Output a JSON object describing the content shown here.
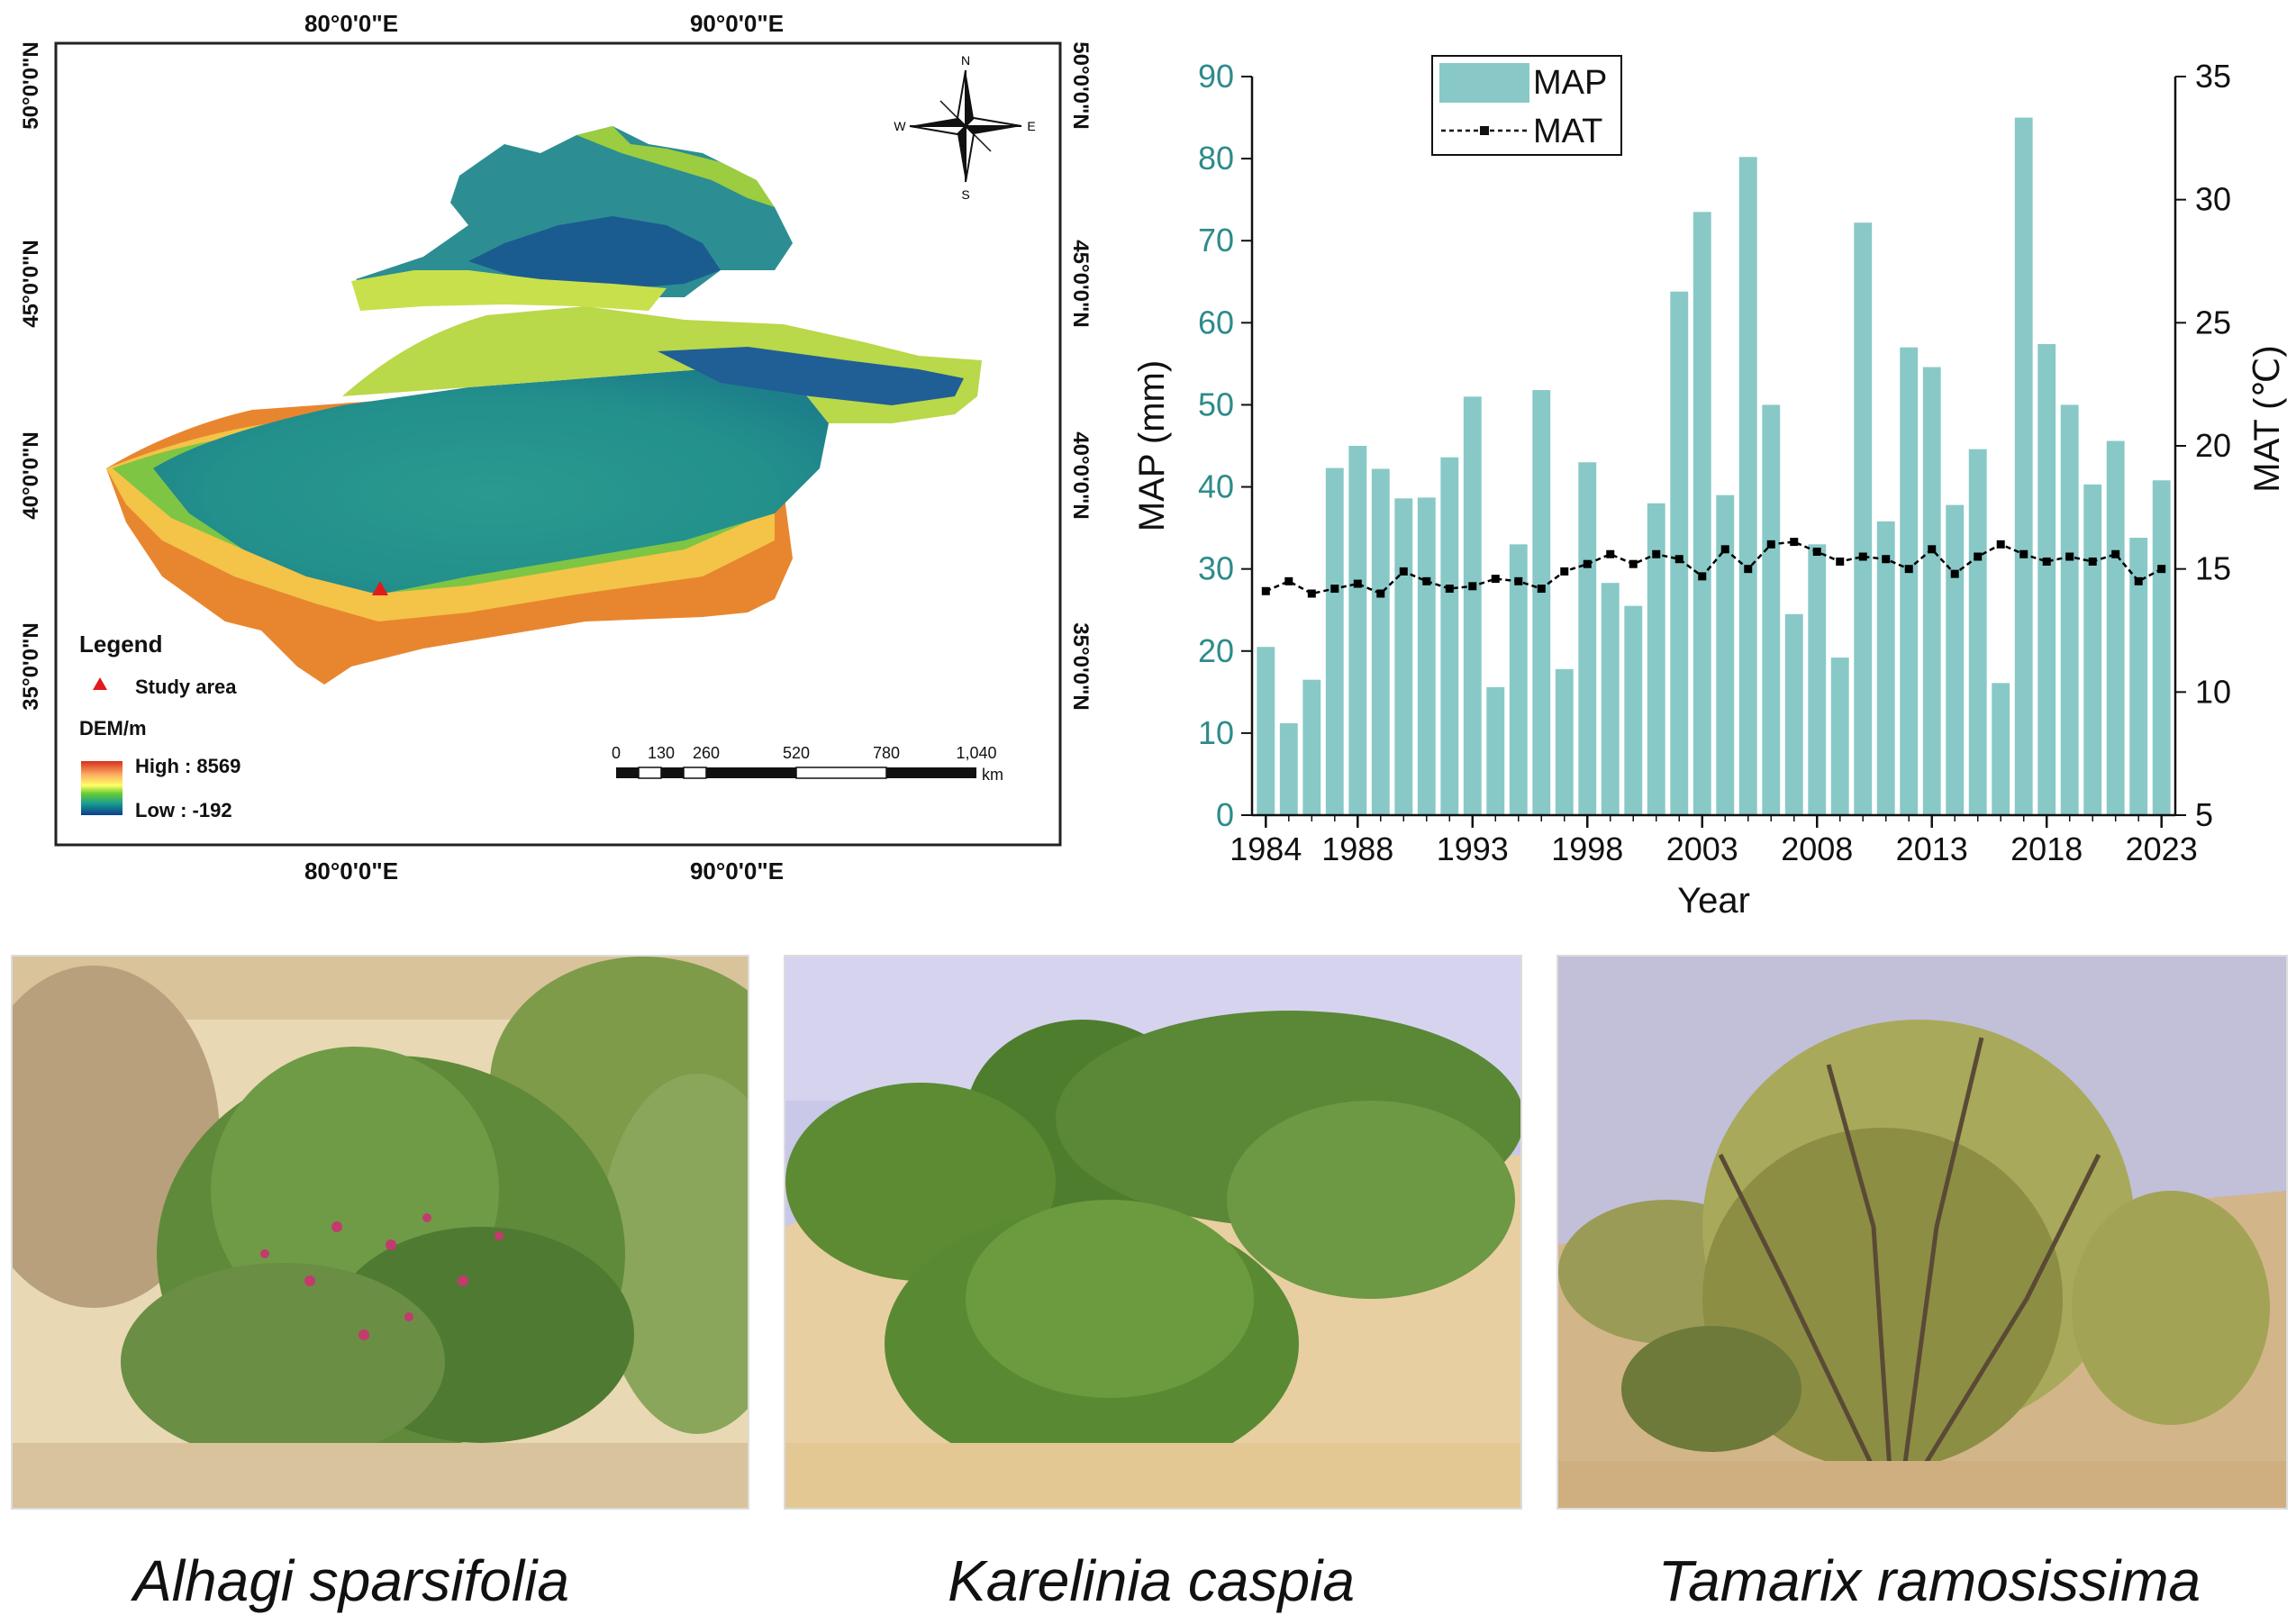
{
  "map": {
    "lon_labels": [
      "80°0'0\"E",
      "90°0'0\"E"
    ],
    "lat_labels": [
      "50°0'0\"N",
      "45°0'0\"N",
      "40°0'0\"N",
      "35°0'0\"N"
    ],
    "compass": {
      "n": "N",
      "s": "S",
      "e": "E",
      "w": "W"
    },
    "legend": {
      "title": "Legend",
      "study_area": "Study area",
      "dem_title": "DEM/m",
      "high": "High : 8569",
      "low": "Low : -192"
    },
    "scalebar": {
      "ticks": [
        "0",
        "130",
        "260",
        "520",
        "780",
        "1,040"
      ],
      "unit": "km"
    },
    "colors": {
      "marker": "#e31a1c",
      "low": "#0b3d8c",
      "high": "#d7301f"
    }
  },
  "chart_data": {
    "type": "bar",
    "x": [
      1984,
      1985,
      1986,
      1987,
      1988,
      1989,
      1990,
      1991,
      1992,
      1993,
      1994,
      1995,
      1996,
      1997,
      1998,
      1999,
      2000,
      2001,
      2002,
      2003,
      2004,
      2005,
      2006,
      2007,
      2008,
      2009,
      2010,
      2011,
      2012,
      2013,
      2014,
      2015,
      2016,
      2017,
      2018,
      2019,
      2020,
      2021,
      2022,
      2023
    ],
    "series": [
      {
        "name": "MAP",
        "axis": "left",
        "type": "bar",
        "color": "#88c9c7",
        "values": [
          20.5,
          11.2,
          16.5,
          42.3,
          45.0,
          42.2,
          38.6,
          38.7,
          43.6,
          51.0,
          15.6,
          33.0,
          51.8,
          17.8,
          43.0,
          28.3,
          25.5,
          38.0,
          63.8,
          73.5,
          39.0,
          80.2,
          50.0,
          24.5,
          33.0,
          19.2,
          72.2,
          35.8,
          57.0,
          54.6,
          37.8,
          44.6,
          16.1,
          85.0,
          57.4,
          50.0,
          40.3,
          45.6,
          33.8,
          40.8
        ]
      },
      {
        "name": "MAT",
        "axis": "right",
        "type": "line",
        "color": "#000000",
        "values": [
          14.1,
          14.5,
          14.0,
          14.2,
          14.4,
          14.0,
          14.9,
          14.5,
          14.2,
          14.3,
          14.6,
          14.5,
          14.2,
          14.9,
          15.2,
          15.6,
          15.2,
          15.6,
          15.4,
          14.7,
          15.8,
          15.0,
          16.0,
          16.1,
          15.7,
          15.3,
          15.5,
          15.4,
          15.0,
          15.8,
          14.8,
          15.5,
          16.0,
          15.6,
          15.3,
          15.5,
          15.3,
          15.6,
          14.5,
          15.0
        ]
      }
    ],
    "xticks": [
      "1984",
      "1988",
      "1993",
      "1998",
      "2003",
      "2008",
      "2013",
      "2018",
      "2023"
    ],
    "xlabel": "Year",
    "ylabel": "MAP (mm)",
    "y2label": "MAT (℃)",
    "ylim": [
      0,
      90
    ],
    "y2lim": [
      5,
      35
    ],
    "yticks": [
      "0",
      "10",
      "20",
      "30",
      "40",
      "50",
      "60",
      "70",
      "80",
      "90"
    ],
    "y2ticks": [
      "5",
      "10",
      "15",
      "20",
      "25",
      "30",
      "35"
    ],
    "legend_position": "top-left",
    "colors": {
      "axis_tick_text": "#2e8b8b"
    }
  },
  "photos": [
    {
      "caption": "Alhagi sparsifolia"
    },
    {
      "caption": "Karelinia caspia"
    },
    {
      "caption": "Tamarix ramosissima"
    }
  ]
}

- - - - - - -

### Job
Copy the whole listing above word for word but do not carry over the pictures.

### The output
Output a JSON object describing the content shown here.
{
  "map": {
    "lon_labels": [
      "80°0'0\"E",
      "90°0'0\"E"
    ],
    "lat_labels": [
      "50°0'0\"N",
      "45°0'0\"N",
      "40°0'0\"N",
      "35°0'0\"N"
    ],
    "compass": {
      "n": "N",
      "s": "S",
      "e": "E",
      "w": "W"
    },
    "legend": {
      "title": "Legend",
      "study_area": "Study area",
      "dem_title": "DEM/m",
      "high": "High : 8569",
      "low": "Low : -192"
    },
    "scalebar": {
      "ticks": [
        "0",
        "130",
        "260",
        "520",
        "780",
        "1,040"
      ],
      "unit": "km"
    },
    "colors": {
      "marker": "#e31a1c",
      "low": "#0b3d8c",
      "high": "#d7301f"
    }
  },
  "chart_data": {
    "type": "bar",
    "x": [
      1984,
      1985,
      1986,
      1987,
      1988,
      1989,
      1990,
      1991,
      1992,
      1993,
      1994,
      1995,
      1996,
      1997,
      1998,
      1999,
      2000,
      2001,
      2002,
      2003,
      2004,
      2005,
      2006,
      2007,
      2008,
      2009,
      2010,
      2011,
      2012,
      2013,
      2014,
      2015,
      2016,
      2017,
      2018,
      2019,
      2020,
      2021,
      2022,
      2023
    ],
    "series": [
      {
        "name": "MAP",
        "axis": "left",
        "type": "bar",
        "color": "#88c9c7",
        "values": [
          20.5,
          11.2,
          16.5,
          42.3,
          45.0,
          42.2,
          38.6,
          38.7,
          43.6,
          51.0,
          15.6,
          33.0,
          51.8,
          17.8,
          43.0,
          28.3,
          25.5,
          38.0,
          63.8,
          73.5,
          39.0,
          80.2,
          50.0,
          24.5,
          33.0,
          19.2,
          72.2,
          35.8,
          57.0,
          54.6,
          37.8,
          44.6,
          16.1,
          85.0,
          57.4,
          50.0,
          40.3,
          45.6,
          33.8,
          40.8
        ]
      },
      {
        "name": "MAT",
        "axis": "right",
        "type": "line",
        "color": "#000000",
        "values": [
          14.1,
          14.5,
          14.0,
          14.2,
          14.4,
          14.0,
          14.9,
          14.5,
          14.2,
          14.3,
          14.6,
          14.5,
          14.2,
          14.9,
          15.2,
          15.6,
          15.2,
          15.6,
          15.4,
          14.7,
          15.8,
          15.0,
          16.0,
          16.1,
          15.7,
          15.3,
          15.5,
          15.4,
          15.0,
          15.8,
          14.8,
          15.5,
          16.0,
          15.6,
          15.3,
          15.5,
          15.3,
          15.6,
          14.5,
          15.0
        ]
      }
    ],
    "xticks": [
      "1984",
      "1988",
      "1993",
      "1998",
      "2003",
      "2008",
      "2013",
      "2018",
      "2023"
    ],
    "xlabel": "Year",
    "ylabel": "MAP (mm)",
    "y2label": "MAT (℃)",
    "ylim": [
      0,
      90
    ],
    "y2lim": [
      5,
      35
    ],
    "yticks": [
      "0",
      "10",
      "20",
      "30",
      "40",
      "50",
      "60",
      "70",
      "80",
      "90"
    ],
    "y2ticks": [
      "5",
      "10",
      "15",
      "20",
      "25",
      "30",
      "35"
    ],
    "legend_position": "top-left",
    "colors": {
      "axis_tick_text": "#2e8b8b"
    }
  },
  "photos": [
    {
      "caption": "Alhagi sparsifolia"
    },
    {
      "caption": "Karelinia caspia"
    },
    {
      "caption": "Tamarix ramosissima"
    }
  ]
}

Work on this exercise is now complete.